正文節錄:
李升朝,黃花
(1. 長安大學 經濟與管理學院,陜西 西安 710064; 2. 長安大學 運輸工程學院,陜西 西安 710064)
旅游業是中國國民經濟的支柱產業。近幾年,隨著旅游需求的不斷增加及國家政策的支持,全國多個旅游城市大力發展旅游業,加快建設全域旅游目的地,推動城市發展及城市形象建設。與此同時,旅游業的高速發展也成為交通運輸業發展的強勁推力[1]。交通資源的分配、旅游資源的合理規劃以及交旅融合發展的建設影響著區域經濟的高質量發展。在旅游空間行為中,由于時間、精力等限制,游客出游大多選擇以某個城市為出游及景點選擇的范圍,市域范圍內景點的可達時間成為游客出游計劃的重要考慮因素,因此市域范圍內的景點可達性分析及景點網絡結構研究對于一地的旅游業發展具有重要意義,也成為“交通+旅游”融合(以下簡稱“交旅融合”)發展研究的重要方面。在散客化旅游背景下,隨著國家、省、市“十四五規劃”中對于綠色低碳出行的號召,景點在公共交通、騎行等方式下的可達性一定程度上反映著城市交旅融合的水平即交通對旅游發展的促進和橋梁作用,本文從此角度出發,探究低碳出行下西安市景點的可達性及景點網絡中各景點在空間上的地位與角色,為城市交旅融合發展提供借鑒。

題目 1:
根據正文節錄回答以下問題:
(a) 旅游業在中國國民經濟中處於甚麼地位?
(b) 受時間、精力等限制,游客出游大多以甚麼作為出游及景點選擇的範圍?
(c) 本文探究低碳出行下哪一座城市的景點可達性?
題目 2: 請把正文節錄中的「旅游業是中國國民經濟的支柱產業。」這句話譯成英文。

擷取資料:
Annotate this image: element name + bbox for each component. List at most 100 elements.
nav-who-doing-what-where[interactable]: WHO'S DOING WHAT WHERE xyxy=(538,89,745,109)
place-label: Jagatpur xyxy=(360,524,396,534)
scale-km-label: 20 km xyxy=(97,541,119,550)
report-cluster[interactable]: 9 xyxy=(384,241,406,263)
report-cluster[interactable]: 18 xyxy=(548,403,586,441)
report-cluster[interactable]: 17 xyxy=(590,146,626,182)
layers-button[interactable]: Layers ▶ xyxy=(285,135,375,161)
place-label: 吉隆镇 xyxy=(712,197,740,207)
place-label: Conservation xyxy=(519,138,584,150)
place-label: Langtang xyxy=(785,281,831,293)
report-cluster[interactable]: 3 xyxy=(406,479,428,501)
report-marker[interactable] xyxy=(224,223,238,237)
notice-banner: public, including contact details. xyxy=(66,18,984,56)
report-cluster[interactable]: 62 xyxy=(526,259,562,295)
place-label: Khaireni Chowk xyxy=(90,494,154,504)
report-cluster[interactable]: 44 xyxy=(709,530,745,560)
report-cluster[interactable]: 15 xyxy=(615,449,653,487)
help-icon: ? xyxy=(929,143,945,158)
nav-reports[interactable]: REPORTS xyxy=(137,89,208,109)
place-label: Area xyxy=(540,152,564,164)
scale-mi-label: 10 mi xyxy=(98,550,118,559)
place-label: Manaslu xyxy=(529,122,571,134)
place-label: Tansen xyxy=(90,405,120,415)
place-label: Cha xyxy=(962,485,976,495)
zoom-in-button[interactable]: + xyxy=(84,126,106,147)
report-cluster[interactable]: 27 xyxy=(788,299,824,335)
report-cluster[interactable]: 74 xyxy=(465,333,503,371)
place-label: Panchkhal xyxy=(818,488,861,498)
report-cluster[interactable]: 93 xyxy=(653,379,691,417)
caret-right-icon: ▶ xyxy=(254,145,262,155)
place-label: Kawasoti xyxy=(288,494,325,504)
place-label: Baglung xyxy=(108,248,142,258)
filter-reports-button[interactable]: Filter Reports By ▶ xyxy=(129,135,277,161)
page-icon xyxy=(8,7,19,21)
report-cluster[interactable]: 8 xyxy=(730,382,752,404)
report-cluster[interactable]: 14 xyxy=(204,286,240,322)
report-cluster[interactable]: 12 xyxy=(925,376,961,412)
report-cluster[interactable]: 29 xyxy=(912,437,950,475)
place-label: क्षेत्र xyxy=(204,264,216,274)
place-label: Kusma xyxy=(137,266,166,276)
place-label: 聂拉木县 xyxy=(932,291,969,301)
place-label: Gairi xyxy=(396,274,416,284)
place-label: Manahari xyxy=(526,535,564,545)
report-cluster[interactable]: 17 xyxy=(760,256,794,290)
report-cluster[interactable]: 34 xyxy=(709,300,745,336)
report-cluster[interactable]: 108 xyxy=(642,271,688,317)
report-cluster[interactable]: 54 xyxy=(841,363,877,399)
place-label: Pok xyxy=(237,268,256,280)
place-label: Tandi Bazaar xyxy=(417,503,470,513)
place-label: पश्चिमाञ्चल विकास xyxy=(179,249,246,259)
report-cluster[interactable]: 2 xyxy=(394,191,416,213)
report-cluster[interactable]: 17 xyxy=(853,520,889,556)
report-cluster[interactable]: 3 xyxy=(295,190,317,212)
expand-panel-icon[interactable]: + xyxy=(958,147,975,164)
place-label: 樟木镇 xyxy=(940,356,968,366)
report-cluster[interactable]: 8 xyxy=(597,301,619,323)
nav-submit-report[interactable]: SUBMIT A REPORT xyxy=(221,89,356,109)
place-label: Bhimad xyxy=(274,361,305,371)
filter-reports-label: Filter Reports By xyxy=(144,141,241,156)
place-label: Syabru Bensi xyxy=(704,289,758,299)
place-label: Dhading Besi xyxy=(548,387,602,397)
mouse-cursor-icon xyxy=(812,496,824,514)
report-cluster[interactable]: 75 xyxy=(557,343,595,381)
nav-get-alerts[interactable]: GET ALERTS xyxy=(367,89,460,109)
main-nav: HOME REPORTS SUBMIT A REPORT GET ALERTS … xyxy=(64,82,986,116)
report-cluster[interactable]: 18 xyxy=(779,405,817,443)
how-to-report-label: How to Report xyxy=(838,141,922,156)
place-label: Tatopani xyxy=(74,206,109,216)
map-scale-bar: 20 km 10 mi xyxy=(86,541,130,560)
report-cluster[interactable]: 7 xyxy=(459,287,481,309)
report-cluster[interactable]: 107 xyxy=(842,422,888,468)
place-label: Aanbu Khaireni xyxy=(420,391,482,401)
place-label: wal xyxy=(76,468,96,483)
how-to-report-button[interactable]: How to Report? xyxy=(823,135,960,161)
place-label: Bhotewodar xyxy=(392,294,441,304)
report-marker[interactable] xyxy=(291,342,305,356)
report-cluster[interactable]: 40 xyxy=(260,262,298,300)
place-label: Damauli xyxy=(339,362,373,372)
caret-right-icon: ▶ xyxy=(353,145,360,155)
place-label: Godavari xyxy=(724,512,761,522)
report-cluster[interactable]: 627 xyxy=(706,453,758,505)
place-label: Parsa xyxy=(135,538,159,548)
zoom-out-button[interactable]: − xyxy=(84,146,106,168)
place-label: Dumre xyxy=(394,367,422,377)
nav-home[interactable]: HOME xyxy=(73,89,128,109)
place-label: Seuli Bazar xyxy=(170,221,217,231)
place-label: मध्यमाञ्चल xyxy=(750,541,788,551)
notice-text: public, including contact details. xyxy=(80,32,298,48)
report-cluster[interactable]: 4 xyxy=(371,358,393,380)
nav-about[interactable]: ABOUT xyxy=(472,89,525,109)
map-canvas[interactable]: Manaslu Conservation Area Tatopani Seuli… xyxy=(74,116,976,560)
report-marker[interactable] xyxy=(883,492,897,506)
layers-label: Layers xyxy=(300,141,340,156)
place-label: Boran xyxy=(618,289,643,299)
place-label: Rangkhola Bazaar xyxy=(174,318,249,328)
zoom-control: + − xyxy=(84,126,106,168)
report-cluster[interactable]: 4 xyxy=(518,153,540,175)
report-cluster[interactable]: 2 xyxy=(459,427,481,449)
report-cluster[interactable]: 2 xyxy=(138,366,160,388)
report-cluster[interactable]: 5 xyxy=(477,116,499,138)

參考答案 1:
(a) 旅游業是中國國民經濟的支柱產業。
(b) 游客大多以某個城市作為出游及景點選擇的範圍。
(c) 本文探究西安市的景點可達性。

參考答案 2: Tourism is a pillar industry of China's national economy.